***** DATA ENTRIES *****

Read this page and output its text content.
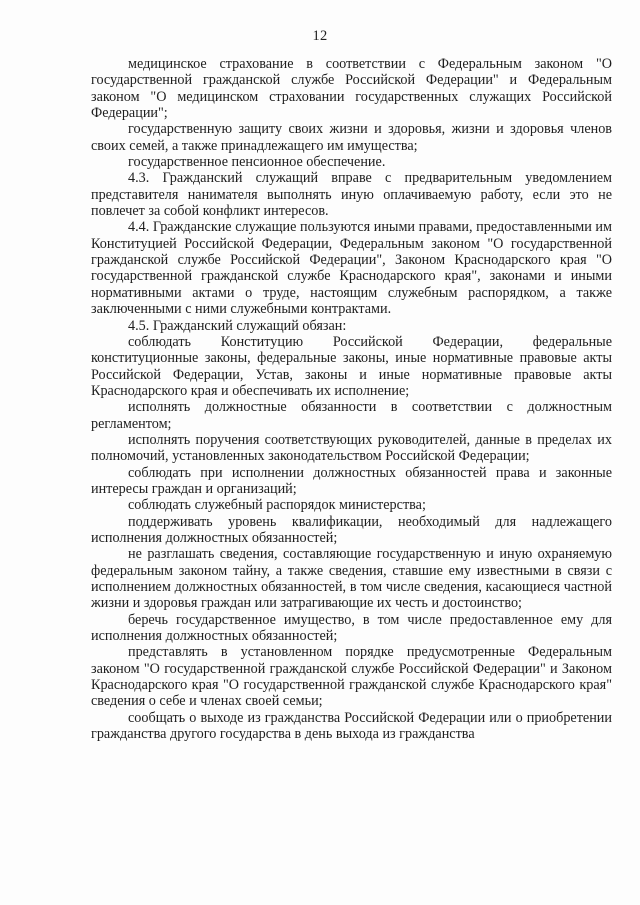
12

медицинское страхование в соответствии с Федеральным законом "О государственной гражданской службе Российской Федерации" и Федеральным законом "О медицинском страховании государственных служащих Российской Федерации";

государственную защиту своих жизни и здоровья, жизни и здоровья членов своих семей, а также принадлежащего им имущества;

государственное пенсионное обеспечение.

4.3. Гражданский служащий вправе с предварительным уведомлением представителя нанимателя выполнять иную оплачиваемую работу, если это не повлечет за собой конфликт интересов.

4.4. Гражданские служащие пользуются иными правами, предоставленными им Конституцией Российской Федерации, Федеральным законом "О государственной гражданской службе Российской Федерации", Законом Краснодарского края "О государственной гражданской службе Краснодарского края", законами и иными нормативными актами о труде, настоящим служебным распорядком, а также заключенными с ними служебными контрактами.

4.5. Гражданский служащий обязан:

соблюдать Конституцию Российской Федерации, федеральные конституционные законы, федеральные законы, иные нормативные правовые акты Российской Федерации, Устав, законы и иные нормативные правовые акты Краснодарского края и обеспечивать их исполнение;

исполнять должностные обязанности в соответствии с должностным регламентом;

исполнять поручения соответствующих руководителей, данные в пределах их полномочий, установленных законодательством Российской Федерации;

соблюдать при исполнении должностных обязанностей права и законные интересы граждан и организаций;

соблюдать служебный распорядок министерства;

поддерживать уровень квалификации, необходимый для надлежащего исполнения должностных обязанностей;

не разглашать сведения, составляющие государственную и иную охраняемую федеральным законом тайну, а также сведения, ставшие ему известными в связи с исполнением должностных обязанностей, в том числе сведения, касающиеся частной жизни и здоровья граждан или затрагивающие их честь и достоинство;

беречь государственное имущество, в том числе предоставленное ему для исполнения должностных обязанностей;

представлять в установленном порядке предусмотренные Федеральным законом "О государственной гражданской службе Российской Федерации" и Законом Краснодарского края "О государственной гражданской службе Краснодарского края" сведения о себе и членах своей семьи;

сообщать о выходе из гражданства Российской Федерации или о приобретении гражданства другого государства в день выхода из гражданства
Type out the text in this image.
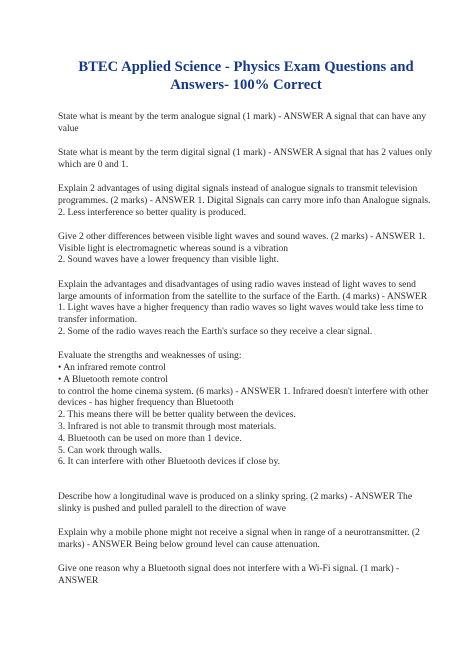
BTEC Applied Science - Physics Exam Questions and Answers- 100% Correct
State what is meant by the term analogue signal (1 mark) - ANSWER A signal that can have any value
State what is meant by the term digital signal (1 mark) - ANSWER A signal that has 2 values only which are 0 and 1.
Explain 2 advantages of using digital signals instead of analogue signals to transmit television programmes. (2 marks) - ANSWER 1. Digital Signals can carry more info than Analogue signals.
2. Less interference so better quality is produced.
Give 2 other differences between visible light waves and sound waves. (2 marks) - ANSWER 1. Visible light is electromagnetic whereas sound is a vibration
2. Sound waves have a lower frequency than visible light.
Explain the advantages and disadvantages of using radio waves instead of light waves to send large amounts of information from the satellite to the surface of the Earth. (4 marks) - ANSWER 1. Light waves have a higher frequency than radio waves so light waves would take less time to transfer information.
2. Some of the radio waves reach the Earth's surface so they receive a clear signal.
Evaluate the strengths and weaknesses of using:
• An infrared remote control
• A Bluetooth remote control
to control the home cinema system. (6 marks) - ANSWER 1. Infrared doesn't interfere with other devices - has higher frequency than Bluetooth
2. This means there will be better quality between the devices.
3. Infrared is not able to transmit through most materials.
4. Bluetooth can be used on more than 1 device.
5. Can work through walls.
6. It can interfere with other Bluetooth devices if close by.
Describe how a longitudinal wave is produced on a slinky spring. (2 marks) - ANSWER The slinky is pushed and pulled paralell to the direction of wave
Explain why a mobile phone might not receive a signal when in range of a neurotransmitter. (2 marks) - ANSWER Being below ground level can cause attenuation.
Give one reason why a Bluetooth signal does not interfere with a Wi-Fi signal. (1 mark) - ANSWER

*****

• WHAT YOU NEED TO DO: Nothing in the entries should change as you copy them, except that the pictures are left out.

• RESPONSE TO THE EXERCISE:
Read this page and output its text content.
12

медицинское страхование в соответствии с Федеральным законом "О государственной гражданской службе Российской Федерации" и Федеральным законом "О медицинском страховании государственных служащих Российской Федерации";

государственную защиту своих жизни и здоровья, жизни и здоровья членов своих семей, а также принадлежащего им имущества;

государственное пенсионное обеспечение.

4.3. Гражданский служащий вправе с предварительным уведомлением представителя нанимателя выполнять иную оплачиваемую работу, если это не повлечет за собой конфликт интересов.

4.4. Гражданские служащие пользуются иными правами, предоставленными им Конституцией Российской Федерации, Федеральным законом "О государственной гражданской службе Российской Федерации", Законом Краснодарского края "О государственной гражданской службе Краснодарского края", законами и иными нормативными актами о труде, настоящим служебным распорядком, а также заключенными с ними служебными контрактами.

4.5. Гражданский служащий обязан:

соблюдать Конституцию Российской Федерации, федеральные конституционные законы, федеральные законы, иные нормативные правовые акты Российской Федерации, Устав, законы и иные нормативные правовые акты Краснодарского края и обеспечивать их исполнение;

исполнять должностные обязанности в соответствии с должностным регламентом;

исполнять поручения соответствующих руководителей, данные в пределах их полномочий, установленных законодательством Российской Федерации;

соблюдать при исполнении должностных обязанностей права и законные интересы граждан и организаций;

соблюдать служебный распорядок министерства;

поддерживать уровень квалификации, необходимый для надлежащего исполнения должностных обязанностей;

не разглашать сведения, составляющие государственную и иную охраняемую федеральным законом тайну, а также сведения, ставшие ему известными в связи с исполнением должностных обязанностей, в том числе сведения, касающиеся частной жизни и здоровья граждан или затрагивающие их честь и достоинство;

беречь государственное имущество, в том числе предоставленное ему для исполнения должностных обязанностей;

представлять в установленном порядке предусмотренные Федеральным законом "О государственной гражданской службе Российской Федерации" и Законом Краснодарского края "О государственной гражданской службе Краснодарского края" сведения о себе и членах своей семьи;

сообщать о выходе из гражданства Российской Федерации или о приобретении гражданства другого государства в день выхода из гражданства
Type out the text in this image.
BTEC Applied Science - Physics Exam Questions and Answers- 100% Correct
State what is meant by the term analogue signal (1 mark) - ANSWER A signal that can have any value
State what is meant by the term digital signal (1 mark) - ANSWER A signal that has 2 values only which are 0 and 1.
Explain 2 advantages of using digital signals instead of analogue signals to transmit television programmes. (2 marks) - ANSWER 1. Digital Signals can carry more info than Analogue signals.
2. Less interference so better quality is produced.
Give 2 other differences between visible light waves and sound waves. (2 marks) - ANSWER 1. Visible light is electromagnetic whereas sound is a vibration
2. Sound waves have a lower frequency than visible light.
Explain the advantages and disadvantages of using radio waves instead of light waves to send large amounts of information from the satellite to the surface of the Earth. (4 marks) - ANSWER 1. Light waves have a higher frequency than radio waves so light waves would take less time to transfer information.
2. Some of the radio waves reach the Earth's surface so they receive a clear signal.
Evaluate the strengths and weaknesses of using:
• An infrared remote control
• A Bluetooth remote control
to control the home cinema system. (6 marks) - ANSWER 1. Infrared doesn't interfere with other devices - has higher frequency than Bluetooth
2. This means there will be better quality between the devices.
3. Infrared is not able to transmit through most materials.
4. Bluetooth can be used on more than 1 device.
5. Can work through walls.
6. It can interfere with other Bluetooth devices if close by.
Describe how a longitudinal wave is produced on a slinky spring. (2 marks) - ANSWER The slinky is pushed and pulled paralell to the direction of wave
Explain why a mobile phone might not receive a signal when in range of a neurotransmitter. (2 marks) - ANSWER Being below ground level can cause attenuation.
Give one reason why a Bluetooth signal does not interfere with a Wi-Fi signal. (1 mark) - ANSWER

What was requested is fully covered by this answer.